Aim:
Every record should be written out exactly, with the pictures left out.

Provided data:
□ □ □ □ □

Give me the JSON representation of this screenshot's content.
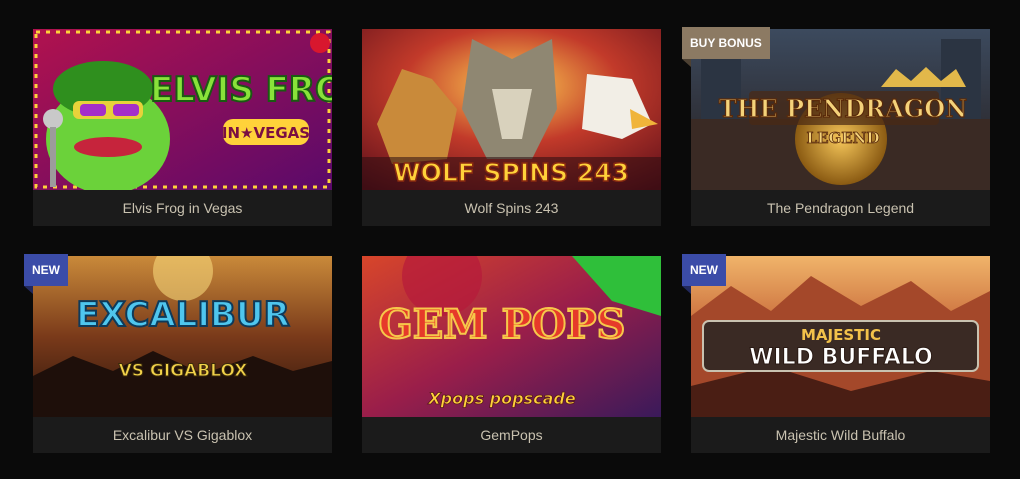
{
  "games": [
    {
      "title": "Elvis Frog in Vegas",
      "badge": "",
      "art": "ELVIS FROG",
      "art_sub": "IN★VEGAS"
    },
    {
      "title": "Wolf Spins 243",
      "badge": "",
      "art": "WOLF SPINS 243",
      "art_sub": ""
    },
    {
      "title": "The Pendragon Legend",
      "badge": "BUY BONUS",
      "art": "THE PENDRAGON",
      "art_sub": "LEGEND"
    },
    {
      "title": "Excalibur VS Gigablox",
      "badge": "NEW",
      "art": "EXCALIBUR",
      "art_sub": "VS GIGABLOX"
    },
    {
      "title": "GemPops",
      "badge": "",
      "art": "GEM POPS",
      "art_sub": "Xpops popscade"
    },
    {
      "title": "Majestic Wild Buffalo",
      "badge": "NEW",
      "art": "MAJESTIC",
      "art_sub": "WILD BUFFALO"
    }
  ],
  "colors": {
    "page_bg": "#0a0a0a",
    "caption_bg": "#1b1b1b",
    "caption_text": "#c9c2b0",
    "badge_new": "#3b4ca8",
    "badge_buy": "#8c7a63"
  }
}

□ □ □ □ □

Written response:
Give me the JSON representation of this screenshot's content.
{
  "games": [
    {
      "title": "Elvis Frog in Vegas",
      "badge": "",
      "art": "ELVIS FROG",
      "art_sub": "IN★VEGAS"
    },
    {
      "title": "Wolf Spins 243",
      "badge": "",
      "art": "WOLF SPINS 243",
      "art_sub": ""
    },
    {
      "title": "The Pendragon Legend",
      "badge": "BUY BONUS",
      "art": "THE PENDRAGON",
      "art_sub": "LEGEND"
    },
    {
      "title": "Excalibur VS Gigablox",
      "badge": "NEW",
      "art": "EXCALIBUR",
      "art_sub": "VS GIGABLOX"
    },
    {
      "title": "GemPops",
      "badge": "",
      "art": "GEM POPS",
      "art_sub": "Xpops popscade"
    },
    {
      "title": "Majestic Wild Buffalo",
      "badge": "NEW",
      "art": "MAJESTIC",
      "art_sub": "WILD BUFFALO"
    }
  ],
  "colors": {
    "page_bg": "#0a0a0a",
    "caption_bg": "#1b1b1b",
    "caption_text": "#c9c2b0",
    "badge_new": "#3b4ca8",
    "badge_buy": "#8c7a63"
  }
}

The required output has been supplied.